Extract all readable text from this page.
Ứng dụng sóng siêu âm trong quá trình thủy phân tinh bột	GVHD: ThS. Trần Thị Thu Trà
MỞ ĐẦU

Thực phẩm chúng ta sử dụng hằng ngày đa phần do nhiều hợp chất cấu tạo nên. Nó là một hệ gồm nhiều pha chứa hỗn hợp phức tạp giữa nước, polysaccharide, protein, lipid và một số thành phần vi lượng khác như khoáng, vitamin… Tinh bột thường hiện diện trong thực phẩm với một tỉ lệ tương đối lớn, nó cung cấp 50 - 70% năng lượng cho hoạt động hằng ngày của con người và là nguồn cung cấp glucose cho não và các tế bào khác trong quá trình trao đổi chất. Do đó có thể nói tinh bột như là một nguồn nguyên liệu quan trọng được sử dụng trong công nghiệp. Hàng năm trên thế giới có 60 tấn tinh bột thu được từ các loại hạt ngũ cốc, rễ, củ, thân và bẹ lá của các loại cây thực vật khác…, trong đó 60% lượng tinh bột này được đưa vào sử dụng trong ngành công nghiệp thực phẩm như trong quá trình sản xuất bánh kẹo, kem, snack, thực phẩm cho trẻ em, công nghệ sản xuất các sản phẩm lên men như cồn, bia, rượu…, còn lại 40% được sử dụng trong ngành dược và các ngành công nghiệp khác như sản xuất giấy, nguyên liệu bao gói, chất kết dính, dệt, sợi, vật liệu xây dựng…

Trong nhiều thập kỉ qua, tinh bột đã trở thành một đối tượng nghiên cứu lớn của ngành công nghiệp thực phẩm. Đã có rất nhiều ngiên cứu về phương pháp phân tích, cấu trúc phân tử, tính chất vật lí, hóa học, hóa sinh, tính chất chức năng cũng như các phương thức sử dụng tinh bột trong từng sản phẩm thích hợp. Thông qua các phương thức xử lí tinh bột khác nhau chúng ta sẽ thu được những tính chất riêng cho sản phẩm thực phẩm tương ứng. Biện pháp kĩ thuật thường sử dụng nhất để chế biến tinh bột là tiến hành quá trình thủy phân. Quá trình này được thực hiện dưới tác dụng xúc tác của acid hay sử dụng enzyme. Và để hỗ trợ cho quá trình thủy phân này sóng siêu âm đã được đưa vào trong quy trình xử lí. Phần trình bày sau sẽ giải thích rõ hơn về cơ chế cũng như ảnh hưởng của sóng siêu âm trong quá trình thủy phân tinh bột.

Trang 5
* * *
Please write out the whole of the material exactly.

**Task output:**
Extract all readable text from this page.
Ứng dụng sóng siêu âm trong quá trình thủy phân tinh bột	GVHD: ThS. Trần Thị Thu Trà
MỞ ĐẦU

Thực phẩm chúng ta sử dụng hằng ngày đa phần do nhiều hợp chất cấu tạo nên. Nó là một hệ gồm nhiều pha chứa hỗn hợp phức tạp giữa nước, polysaccharide, protein, lipid và một số thành phần vi lượng khác như khoáng, vitamin… Tinh bột thường hiện diện trong thực phẩm với một tỉ lệ tương đối lớn, nó cung cấp 50 - 70% năng lượng cho hoạt động hằng ngày của con người và là nguồn cung cấp glucose cho não và các tế bào khác trong quá trình trao đổi chất. Do đó có thể nói tinh bột như là một nguồn nguyên liệu quan trọng được sử dụng trong công nghiệp. Hàng năm trên thế giới có 60 tấn tinh bột thu được từ các loại hạt ngũ cốc, rễ, củ, thân và bẹ lá của các loại cây thực vật khác…, trong đó 60% lượng tinh bột này được đưa vào sử dụng trong ngành công nghiệp thực phẩm như trong quá trình sản xuất bánh kẹo, kem, snack, thực phẩm cho trẻ em, công nghệ sản xuất các sản phẩm lên men như cồn, bia, rượu…, còn lại 40% được sử dụng trong ngành dược và các ngành công nghiệp khác như sản xuất giấy, nguyên liệu bao gói, chất kết dính, dệt, sợi, vật liệu xây dựng…

Trong nhiều thập kỉ qua, tinh bột đã trở thành một đối tượng nghiên cứu lớn của ngành công nghiệp thực phẩm. Đã có rất nhiều ngiên cứu về phương pháp phân tích, cấu trúc phân tử, tính chất vật lí, hóa học, hóa sinh, tính chất chức năng cũng như các phương thức sử dụng tinh bột trong từng sản phẩm thích hợp. Thông qua các phương thức xử lí tinh bột khác nhau chúng ta sẽ thu được những tính chất riêng cho sản phẩm thực phẩm tương ứng. Biện pháp kĩ thuật thường sử dụng nhất để chế biến tinh bột là tiến hành quá trình thủy phân. Quá trình này được thực hiện dưới tác dụng xúc tác của acid hay sử dụng enzyme. Và để hỗ trợ cho quá trình thủy phân này sóng siêu âm đã được đưa vào trong quy trình xử lí. Phần trình bày sau sẽ giải thích rõ hơn về cơ chế cũng như ảnh hưởng của sóng siêu âm trong quá trình thủy phân tinh bột.

Trang 5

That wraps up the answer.